Latihan
Menurut teks dokumen di bawah, apa sebutan untuk anak ekidna yang tinggal di kantung induknya setelah menetas?

Teks dokumen
++++++++++++++++++++
Dilansir Animal Diversity Web, payangko merupakan ekidna terkecil dalam genusnya, hampir mirip dengan ekidna moncong pendek. Berbeda dengan ekidna lain, moncong payangko lebih lurus. Tubuhnya dilapisi oleh bulu kecoklatan yang pendek, padat, dan halus. Durinya melapisi punggung dan paling banyak terdapat di dekat bagian ekor.
Ekidna betina memiliki kantung pada perutnya untuk menyimpan telur. Setelah menetas, anak ekidna yang disebut dengan puggle akan tinggal dalam kantung induknya. Dikarenakan ekidna betina tidak memiliki puting, susu disalurkan melalui rambut pada perutnya yang kemudian dijilati oleh puggle. Dilansir dari WAWA Conservation, ekidna memiliki satu lubang yang disebut dengan kloaka. Kloaka berfungsi sebagai saluran pengeluaran sisa pencernaan, urin, dan genitalia. Ciri-ciri tersebut menjadi pertanda penting bahwa ekidna merupakan mamalia awal yang berevolusi dari reptil, sehingga ia sering disebut sebagai fosil hidup.
++++++++++++++++++++
Kumpulan data

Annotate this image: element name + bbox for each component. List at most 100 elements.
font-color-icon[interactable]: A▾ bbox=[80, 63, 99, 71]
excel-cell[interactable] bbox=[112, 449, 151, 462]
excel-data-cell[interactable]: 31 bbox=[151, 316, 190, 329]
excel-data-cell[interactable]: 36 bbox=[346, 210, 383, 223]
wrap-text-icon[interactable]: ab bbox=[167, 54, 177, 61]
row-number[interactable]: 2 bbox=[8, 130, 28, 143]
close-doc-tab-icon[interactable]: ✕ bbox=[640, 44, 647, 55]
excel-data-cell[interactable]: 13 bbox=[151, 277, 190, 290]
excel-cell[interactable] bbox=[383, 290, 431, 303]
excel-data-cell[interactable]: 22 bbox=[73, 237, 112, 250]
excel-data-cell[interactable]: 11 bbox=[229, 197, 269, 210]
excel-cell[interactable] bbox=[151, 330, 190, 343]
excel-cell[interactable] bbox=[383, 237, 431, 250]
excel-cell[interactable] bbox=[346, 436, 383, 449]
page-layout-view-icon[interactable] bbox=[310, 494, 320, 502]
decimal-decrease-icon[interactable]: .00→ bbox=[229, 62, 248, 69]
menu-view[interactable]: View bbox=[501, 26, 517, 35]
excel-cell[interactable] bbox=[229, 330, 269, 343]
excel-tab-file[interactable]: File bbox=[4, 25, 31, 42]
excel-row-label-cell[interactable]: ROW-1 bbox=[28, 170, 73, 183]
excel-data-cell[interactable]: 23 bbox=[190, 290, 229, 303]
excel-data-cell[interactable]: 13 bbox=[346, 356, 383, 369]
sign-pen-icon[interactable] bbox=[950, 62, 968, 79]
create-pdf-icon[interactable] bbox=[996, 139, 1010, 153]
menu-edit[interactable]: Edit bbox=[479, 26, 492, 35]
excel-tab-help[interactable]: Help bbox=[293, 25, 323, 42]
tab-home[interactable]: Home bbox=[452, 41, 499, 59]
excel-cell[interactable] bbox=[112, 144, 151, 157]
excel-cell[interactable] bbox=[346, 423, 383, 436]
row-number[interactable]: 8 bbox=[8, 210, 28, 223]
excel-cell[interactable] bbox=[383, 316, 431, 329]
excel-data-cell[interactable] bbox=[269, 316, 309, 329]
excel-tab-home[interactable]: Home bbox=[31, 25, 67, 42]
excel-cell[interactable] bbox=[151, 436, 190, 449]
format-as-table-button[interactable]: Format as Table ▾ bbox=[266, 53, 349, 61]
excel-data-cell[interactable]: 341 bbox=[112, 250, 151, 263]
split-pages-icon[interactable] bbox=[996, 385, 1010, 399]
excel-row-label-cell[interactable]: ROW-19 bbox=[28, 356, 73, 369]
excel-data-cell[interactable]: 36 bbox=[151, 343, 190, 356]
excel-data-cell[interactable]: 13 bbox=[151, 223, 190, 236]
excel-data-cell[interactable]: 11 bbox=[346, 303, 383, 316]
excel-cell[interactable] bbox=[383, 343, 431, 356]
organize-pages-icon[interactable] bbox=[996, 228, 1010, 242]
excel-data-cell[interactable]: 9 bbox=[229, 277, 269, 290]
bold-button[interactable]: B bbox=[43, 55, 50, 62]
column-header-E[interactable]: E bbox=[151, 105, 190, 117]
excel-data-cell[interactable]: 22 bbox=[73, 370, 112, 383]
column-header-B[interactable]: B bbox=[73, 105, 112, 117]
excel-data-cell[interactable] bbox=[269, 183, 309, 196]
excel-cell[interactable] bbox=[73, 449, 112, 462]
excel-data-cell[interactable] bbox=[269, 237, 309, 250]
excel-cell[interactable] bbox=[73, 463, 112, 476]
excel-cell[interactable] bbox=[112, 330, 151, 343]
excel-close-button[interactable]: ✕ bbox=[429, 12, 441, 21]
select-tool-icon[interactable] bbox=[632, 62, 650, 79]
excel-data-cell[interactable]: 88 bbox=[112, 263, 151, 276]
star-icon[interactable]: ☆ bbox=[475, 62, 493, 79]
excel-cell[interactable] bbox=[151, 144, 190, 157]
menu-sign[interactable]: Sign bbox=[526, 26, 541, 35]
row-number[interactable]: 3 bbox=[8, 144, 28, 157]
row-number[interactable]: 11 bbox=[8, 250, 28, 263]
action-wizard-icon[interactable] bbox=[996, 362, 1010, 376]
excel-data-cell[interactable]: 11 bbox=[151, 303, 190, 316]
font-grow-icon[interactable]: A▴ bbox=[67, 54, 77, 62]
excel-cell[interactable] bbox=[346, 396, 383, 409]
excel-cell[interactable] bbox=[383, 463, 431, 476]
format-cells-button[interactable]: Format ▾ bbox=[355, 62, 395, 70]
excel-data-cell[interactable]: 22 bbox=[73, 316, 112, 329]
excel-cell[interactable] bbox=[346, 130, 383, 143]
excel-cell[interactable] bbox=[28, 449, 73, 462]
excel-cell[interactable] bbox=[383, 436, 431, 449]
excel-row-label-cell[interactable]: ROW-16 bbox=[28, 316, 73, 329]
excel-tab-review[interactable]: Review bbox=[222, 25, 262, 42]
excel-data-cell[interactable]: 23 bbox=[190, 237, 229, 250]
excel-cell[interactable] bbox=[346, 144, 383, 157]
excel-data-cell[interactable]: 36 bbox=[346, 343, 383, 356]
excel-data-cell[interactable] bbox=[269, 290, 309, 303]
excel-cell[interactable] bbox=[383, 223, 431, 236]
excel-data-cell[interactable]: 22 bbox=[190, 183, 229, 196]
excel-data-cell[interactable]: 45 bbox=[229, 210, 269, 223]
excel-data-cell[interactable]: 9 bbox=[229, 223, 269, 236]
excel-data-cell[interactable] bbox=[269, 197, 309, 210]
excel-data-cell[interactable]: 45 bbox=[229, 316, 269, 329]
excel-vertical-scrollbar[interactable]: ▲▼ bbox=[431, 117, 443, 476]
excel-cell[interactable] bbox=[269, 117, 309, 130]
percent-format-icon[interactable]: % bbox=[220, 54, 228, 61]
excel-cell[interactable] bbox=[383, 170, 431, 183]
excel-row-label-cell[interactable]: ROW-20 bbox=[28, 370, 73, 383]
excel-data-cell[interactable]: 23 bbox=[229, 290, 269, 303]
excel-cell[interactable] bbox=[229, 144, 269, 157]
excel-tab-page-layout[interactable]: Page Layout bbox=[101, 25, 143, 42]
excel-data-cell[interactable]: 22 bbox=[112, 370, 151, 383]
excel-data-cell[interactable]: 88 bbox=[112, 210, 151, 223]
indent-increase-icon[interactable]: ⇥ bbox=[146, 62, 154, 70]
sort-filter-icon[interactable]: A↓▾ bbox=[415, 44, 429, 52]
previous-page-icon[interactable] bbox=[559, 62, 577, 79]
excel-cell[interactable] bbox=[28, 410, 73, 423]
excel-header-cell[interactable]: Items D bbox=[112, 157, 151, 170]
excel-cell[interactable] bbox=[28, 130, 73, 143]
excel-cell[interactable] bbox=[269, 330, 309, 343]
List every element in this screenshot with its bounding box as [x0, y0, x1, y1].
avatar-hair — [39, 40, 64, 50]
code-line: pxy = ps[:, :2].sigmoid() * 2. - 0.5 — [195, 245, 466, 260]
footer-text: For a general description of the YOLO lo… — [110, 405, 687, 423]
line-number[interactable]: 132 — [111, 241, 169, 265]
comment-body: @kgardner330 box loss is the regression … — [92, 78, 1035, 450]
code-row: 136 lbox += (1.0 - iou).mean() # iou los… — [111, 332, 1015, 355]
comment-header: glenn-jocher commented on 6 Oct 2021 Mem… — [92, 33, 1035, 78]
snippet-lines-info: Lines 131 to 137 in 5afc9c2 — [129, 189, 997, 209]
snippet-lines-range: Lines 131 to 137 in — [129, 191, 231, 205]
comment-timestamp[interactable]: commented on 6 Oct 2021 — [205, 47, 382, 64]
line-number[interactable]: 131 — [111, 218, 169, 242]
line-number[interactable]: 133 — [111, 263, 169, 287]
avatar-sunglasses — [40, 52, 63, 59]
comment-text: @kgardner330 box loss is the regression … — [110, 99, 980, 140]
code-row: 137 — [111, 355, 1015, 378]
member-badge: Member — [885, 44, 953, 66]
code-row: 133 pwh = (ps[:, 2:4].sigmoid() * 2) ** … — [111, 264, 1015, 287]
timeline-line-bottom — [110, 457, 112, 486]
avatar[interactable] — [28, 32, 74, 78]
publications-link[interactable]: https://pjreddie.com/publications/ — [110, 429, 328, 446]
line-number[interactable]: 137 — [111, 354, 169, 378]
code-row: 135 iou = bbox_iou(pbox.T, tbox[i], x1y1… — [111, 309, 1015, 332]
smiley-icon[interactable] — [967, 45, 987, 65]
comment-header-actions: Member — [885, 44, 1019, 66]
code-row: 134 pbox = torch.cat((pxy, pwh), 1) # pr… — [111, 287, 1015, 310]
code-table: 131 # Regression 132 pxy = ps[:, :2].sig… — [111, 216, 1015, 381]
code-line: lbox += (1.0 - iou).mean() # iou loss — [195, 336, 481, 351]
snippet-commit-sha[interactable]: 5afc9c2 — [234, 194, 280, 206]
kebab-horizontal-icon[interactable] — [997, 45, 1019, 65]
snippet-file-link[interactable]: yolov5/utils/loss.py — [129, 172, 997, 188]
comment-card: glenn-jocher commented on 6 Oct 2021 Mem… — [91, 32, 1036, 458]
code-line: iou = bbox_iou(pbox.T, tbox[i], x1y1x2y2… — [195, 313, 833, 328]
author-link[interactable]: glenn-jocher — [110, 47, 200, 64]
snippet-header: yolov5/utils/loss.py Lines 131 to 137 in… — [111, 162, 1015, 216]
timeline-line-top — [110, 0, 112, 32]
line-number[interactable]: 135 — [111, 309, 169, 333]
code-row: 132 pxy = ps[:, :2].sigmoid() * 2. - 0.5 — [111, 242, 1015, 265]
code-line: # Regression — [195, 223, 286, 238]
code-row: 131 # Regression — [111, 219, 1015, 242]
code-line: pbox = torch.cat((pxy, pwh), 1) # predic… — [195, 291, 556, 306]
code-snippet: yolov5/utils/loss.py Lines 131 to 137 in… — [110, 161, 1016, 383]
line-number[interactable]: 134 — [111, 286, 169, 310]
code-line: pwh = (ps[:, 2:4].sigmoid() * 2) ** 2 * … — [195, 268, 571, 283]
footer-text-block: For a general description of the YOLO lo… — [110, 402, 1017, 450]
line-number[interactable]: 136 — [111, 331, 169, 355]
++++++++++++++++++++
Hasil di bawah
Puggle.